_Your goal_. The complete listing should be restated exactly.

_Exercise materials_.
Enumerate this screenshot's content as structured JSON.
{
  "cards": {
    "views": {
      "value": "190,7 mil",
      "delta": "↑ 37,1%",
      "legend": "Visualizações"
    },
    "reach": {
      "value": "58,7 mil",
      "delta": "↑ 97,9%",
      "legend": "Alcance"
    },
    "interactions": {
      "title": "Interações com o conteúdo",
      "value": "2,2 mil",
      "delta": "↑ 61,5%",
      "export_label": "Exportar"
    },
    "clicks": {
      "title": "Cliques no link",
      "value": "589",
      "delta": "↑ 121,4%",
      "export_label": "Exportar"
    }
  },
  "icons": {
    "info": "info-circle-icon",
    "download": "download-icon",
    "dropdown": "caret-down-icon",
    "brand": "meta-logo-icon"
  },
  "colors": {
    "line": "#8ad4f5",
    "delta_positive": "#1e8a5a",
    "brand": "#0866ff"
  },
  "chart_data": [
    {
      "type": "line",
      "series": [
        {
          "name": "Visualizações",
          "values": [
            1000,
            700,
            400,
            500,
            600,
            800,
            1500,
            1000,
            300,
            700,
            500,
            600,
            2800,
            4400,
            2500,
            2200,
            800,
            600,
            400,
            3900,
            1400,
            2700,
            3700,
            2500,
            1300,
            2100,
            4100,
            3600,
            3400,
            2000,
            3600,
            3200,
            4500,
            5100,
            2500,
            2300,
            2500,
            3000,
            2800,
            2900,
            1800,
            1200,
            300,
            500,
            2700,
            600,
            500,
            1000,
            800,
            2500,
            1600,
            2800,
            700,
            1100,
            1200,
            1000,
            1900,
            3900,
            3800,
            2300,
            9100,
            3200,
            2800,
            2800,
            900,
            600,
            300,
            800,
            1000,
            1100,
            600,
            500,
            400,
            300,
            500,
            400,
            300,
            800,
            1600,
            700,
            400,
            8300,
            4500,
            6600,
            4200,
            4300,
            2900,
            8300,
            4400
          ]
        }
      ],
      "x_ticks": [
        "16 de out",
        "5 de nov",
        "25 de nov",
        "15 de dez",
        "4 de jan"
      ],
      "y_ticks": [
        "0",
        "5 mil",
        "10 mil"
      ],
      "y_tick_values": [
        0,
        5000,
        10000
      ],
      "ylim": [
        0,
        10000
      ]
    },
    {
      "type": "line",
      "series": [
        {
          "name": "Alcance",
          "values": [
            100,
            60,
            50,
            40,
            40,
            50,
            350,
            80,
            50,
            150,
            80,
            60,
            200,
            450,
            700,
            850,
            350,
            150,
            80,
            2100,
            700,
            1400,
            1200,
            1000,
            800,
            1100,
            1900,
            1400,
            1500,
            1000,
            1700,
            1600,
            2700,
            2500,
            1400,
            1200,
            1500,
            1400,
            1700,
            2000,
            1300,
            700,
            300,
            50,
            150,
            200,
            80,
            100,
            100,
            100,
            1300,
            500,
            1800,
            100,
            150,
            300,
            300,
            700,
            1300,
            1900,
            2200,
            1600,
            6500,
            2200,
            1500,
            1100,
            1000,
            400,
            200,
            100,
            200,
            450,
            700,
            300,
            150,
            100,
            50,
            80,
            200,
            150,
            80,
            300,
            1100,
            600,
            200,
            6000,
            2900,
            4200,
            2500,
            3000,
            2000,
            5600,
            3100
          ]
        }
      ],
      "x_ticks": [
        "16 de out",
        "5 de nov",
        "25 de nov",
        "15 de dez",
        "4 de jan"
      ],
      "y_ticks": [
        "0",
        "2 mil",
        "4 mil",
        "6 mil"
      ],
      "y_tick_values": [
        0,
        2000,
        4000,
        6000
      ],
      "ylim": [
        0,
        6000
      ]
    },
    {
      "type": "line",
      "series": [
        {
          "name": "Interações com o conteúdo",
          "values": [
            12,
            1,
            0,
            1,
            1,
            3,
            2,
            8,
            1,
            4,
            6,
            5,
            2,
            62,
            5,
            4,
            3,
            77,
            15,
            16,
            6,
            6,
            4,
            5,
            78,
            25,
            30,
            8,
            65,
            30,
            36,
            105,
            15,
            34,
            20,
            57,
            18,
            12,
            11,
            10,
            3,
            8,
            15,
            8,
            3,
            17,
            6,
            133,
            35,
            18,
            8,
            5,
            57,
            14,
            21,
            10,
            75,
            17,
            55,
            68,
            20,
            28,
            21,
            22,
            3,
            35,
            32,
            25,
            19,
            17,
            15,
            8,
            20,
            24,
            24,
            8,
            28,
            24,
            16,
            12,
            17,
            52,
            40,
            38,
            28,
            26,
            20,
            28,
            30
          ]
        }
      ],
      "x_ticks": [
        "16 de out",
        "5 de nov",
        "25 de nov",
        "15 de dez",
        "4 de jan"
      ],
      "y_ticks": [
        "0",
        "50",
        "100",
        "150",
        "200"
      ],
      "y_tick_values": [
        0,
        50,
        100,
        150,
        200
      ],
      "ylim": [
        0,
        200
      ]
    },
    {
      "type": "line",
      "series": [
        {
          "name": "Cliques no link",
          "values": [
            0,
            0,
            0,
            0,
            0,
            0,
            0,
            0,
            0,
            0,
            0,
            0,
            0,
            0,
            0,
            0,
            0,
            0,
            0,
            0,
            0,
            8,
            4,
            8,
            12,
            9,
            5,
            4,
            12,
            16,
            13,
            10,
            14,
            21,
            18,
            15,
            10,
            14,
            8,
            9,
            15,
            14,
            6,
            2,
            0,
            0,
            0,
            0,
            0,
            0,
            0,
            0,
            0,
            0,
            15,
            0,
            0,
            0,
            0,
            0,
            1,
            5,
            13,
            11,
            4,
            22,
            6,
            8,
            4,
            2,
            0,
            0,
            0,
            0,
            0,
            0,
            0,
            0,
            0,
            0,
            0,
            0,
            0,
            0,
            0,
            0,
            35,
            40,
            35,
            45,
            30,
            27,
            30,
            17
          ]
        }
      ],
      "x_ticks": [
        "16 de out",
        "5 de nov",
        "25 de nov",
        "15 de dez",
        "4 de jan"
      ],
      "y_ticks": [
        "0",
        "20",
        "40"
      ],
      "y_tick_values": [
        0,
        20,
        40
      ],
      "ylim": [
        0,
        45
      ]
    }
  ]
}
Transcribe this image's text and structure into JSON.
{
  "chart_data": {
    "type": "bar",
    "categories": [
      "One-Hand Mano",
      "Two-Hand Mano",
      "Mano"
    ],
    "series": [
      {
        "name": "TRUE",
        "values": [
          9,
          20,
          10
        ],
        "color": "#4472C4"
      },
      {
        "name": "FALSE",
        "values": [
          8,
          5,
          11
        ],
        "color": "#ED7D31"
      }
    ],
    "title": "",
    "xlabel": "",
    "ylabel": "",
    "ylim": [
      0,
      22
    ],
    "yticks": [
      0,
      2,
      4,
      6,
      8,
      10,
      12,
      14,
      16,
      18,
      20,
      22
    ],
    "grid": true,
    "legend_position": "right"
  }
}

_Written answer_.
Enumerate this screenshot's content as structured JSON.
{
  "cards": {
    "views": {
      "value": "190,7 mil",
      "delta": "↑ 37,1%",
      "legend": "Visualizações"
    },
    "reach": {
      "value": "58,7 mil",
      "delta": "↑ 97,9%",
      "legend": "Alcance"
    },
    "interactions": {
      "title": "Interações com o conteúdo",
      "value": "2,2 mil",
      "delta": "↑ 61,5%",
      "export_label": "Exportar"
    },
    "clicks": {
      "title": "Cliques no link",
      "value": "589",
      "delta": "↑ 121,4%",
      "export_label": "Exportar"
    }
  },
  "icons": {
    "info": "info-circle-icon",
    "download": "download-icon",
    "dropdown": "caret-down-icon",
    "brand": "meta-logo-icon"
  },
  "colors": {
    "line": "#8ad4f5",
    "delta_positive": "#1e8a5a",
    "brand": "#0866ff"
  },
  "chart_data": [
    {
      "type": "line",
      "series": [
        {
          "name": "Visualizações",
          "values": [
            1000,
            700,
            400,
            500,
            600,
            800,
            1500,
            1000,
            300,
            700,
            500,
            600,
            2800,
            4400,
            2500,
            2200,
            800,
            600,
            400,
            3900,
            1400,
            2700,
            3700,
            2500,
            1300,
            2100,
            4100,
            3600,
            3400,
            2000,
            3600,
            3200,
            4500,
            5100,
            2500,
            2300,
            2500,
            3000,
            2800,
            2900,
            1800,
            1200,
            300,
            500,
            2700,
            600,
            500,
            1000,
            800,
            2500,
            1600,
            2800,
            700,
            1100,
            1200,
            1000,
            1900,
            3900,
            3800,
            2300,
            9100,
            3200,
            2800,
            2800,
            900,
            600,
            300,
            800,
            1000,
            1100,
            600,
            500,
            400,
            300,
            500,
            400,
            300,
            800,
            1600,
            700,
            400,
            8300,
            4500,
            6600,
            4200,
            4300,
            2900,
            8300,
            4400
          ]
        }
      ],
      "x_ticks": [
        "16 de out",
        "5 de nov",
        "25 de nov",
        "15 de dez",
        "4 de jan"
      ],
      "y_ticks": [
        "0",
        "5 mil",
        "10 mil"
      ],
      "y_tick_values": [
        0,
        5000,
        10000
      ],
      "ylim": [
        0,
        10000
      ]
    },
    {
      "type": "line",
      "series": [
        {
          "name": "Alcance",
          "values": [
            100,
            60,
            50,
            40,
            40,
            50,
            350,
            80,
            50,
            150,
            80,
            60,
            200,
            450,
            700,
            850,
            350,
            150,
            80,
            2100,
            700,
            1400,
            1200,
            1000,
            800,
            1100,
            1900,
            1400,
            1500,
            1000,
            1700,
            1600,
            2700,
            2500,
            1400,
            1200,
            1500,
            1400,
            1700,
            2000,
            1300,
            700,
            300,
            50,
            150,
            200,
            80,
            100,
            100,
            100,
            1300,
            500,
            1800,
            100,
            150,
            300,
            300,
            700,
            1300,
            1900,
            2200,
            1600,
            6500,
            2200,
            1500,
            1100,
            1000,
            400,
            200,
            100,
            200,
            450,
            700,
            300,
            150,
            100,
            50,
            80,
            200,
            150,
            80,
            300,
            1100,
            600,
            200,
            6000,
            2900,
            4200,
            2500,
            3000,
            2000,
            5600,
            3100
          ]
        }
      ],
      "x_ticks": [
        "16 de out",
        "5 de nov",
        "25 de nov",
        "15 de dez",
        "4 de jan"
      ],
      "y_ticks": [
        "0",
        "2 mil",
        "4 mil",
        "6 mil"
      ],
      "y_tick_values": [
        0,
        2000,
        4000,
        6000
      ],
      "ylim": [
        0,
        6000
      ]
    },
    {
      "type": "line",
      "series": [
        {
          "name": "Interações com o conteúdo",
          "values": [
            12,
            1,
            0,
            1,
            1,
            3,
            2,
            8,
            1,
            4,
            6,
            5,
            2,
            62,
            5,
            4,
            3,
            77,
            15,
            16,
            6,
            6,
            4,
            5,
            78,
            25,
            30,
            8,
            65,
            30,
            36,
            105,
            15,
            34,
            20,
            57,
            18,
            12,
            11,
            10,
            3,
            8,
            15,
            8,
            3,
            17,
            6,
            133,
            35,
            18,
            8,
            5,
            57,
            14,
            21,
            10,
            75,
            17,
            55,
            68,
            20,
            28,
            21,
            22,
            3,
            35,
            32,
            25,
            19,
            17,
            15,
            8,
            20,
            24,
            24,
            8,
            28,
            24,
            16,
            12,
            17,
            52,
            40,
            38,
            28,
            26,
            20,
            28,
            30
          ]
        }
      ],
      "x_ticks": [
        "16 de out",
        "5 de nov",
        "25 de nov",
        "15 de dez",
        "4 de jan"
      ],
      "y_ticks": [
        "0",
        "50",
        "100",
        "150",
        "200"
      ],
      "y_tick_values": [
        0,
        50,
        100,
        150,
        200
      ],
      "ylim": [
        0,
        200
      ]
    },
    {
      "type": "line",
      "series": [
        {
          "name": "Cliques no link",
          "values": [
            0,
            0,
            0,
            0,
            0,
            0,
            0,
            0,
            0,
            0,
            0,
            0,
            0,
            0,
            0,
            0,
            0,
            0,
            0,
            0,
            0,
            8,
            4,
            8,
            12,
            9,
            5,
            4,
            12,
            16,
            13,
            10,
            14,
            21,
            18,
            15,
            10,
            14,
            8,
            9,
            15,
            14,
            6,
            2,
            0,
            0,
            0,
            0,
            0,
            0,
            0,
            0,
            0,
            0,
            15,
            0,
            0,
            0,
            0,
            0,
            1,
            5,
            13,
            11,
            4,
            22,
            6,
            8,
            4,
            2,
            0,
            0,
            0,
            0,
            0,
            0,
            0,
            0,
            0,
            0,
            0,
            0,
            0,
            0,
            0,
            0,
            35,
            40,
            35,
            45,
            30,
            27,
            30,
            17
          ]
        }
      ],
      "x_ticks": [
        "16 de out",
        "5 de nov",
        "25 de nov",
        "15 de dez",
        "4 de jan"
      ],
      "y_ticks": [
        "0",
        "20",
        "40"
      ],
      "y_tick_values": [
        0,
        20,
        40
      ],
      "ylim": [
        0,
        45
      ]
    }
  ]
}
Transcribe this image's text and structure into JSON.
{
  "chart_data": {
    "type": "bar",
    "categories": [
      "One-Hand Mano",
      "Two-Hand Mano",
      "Mano"
    ],
    "series": [
      {
        "name": "TRUE",
        "values": [
          9,
          20,
          10
        ],
        "color": "#4472C4"
      },
      {
        "name": "FALSE",
        "values": [
          8,
          5,
          11
        ],
        "color": "#ED7D31"
      }
    ],
    "title": "",
    "xlabel": "",
    "ylabel": "",
    "ylim": [
      0,
      22
    ],
    "yticks": [
      0,
      2,
      4,
      6,
      8,
      10,
      12,
      14,
      16,
      18,
      20,
      22
    ],
    "grid": true,
    "legend_position": "right"
  }
}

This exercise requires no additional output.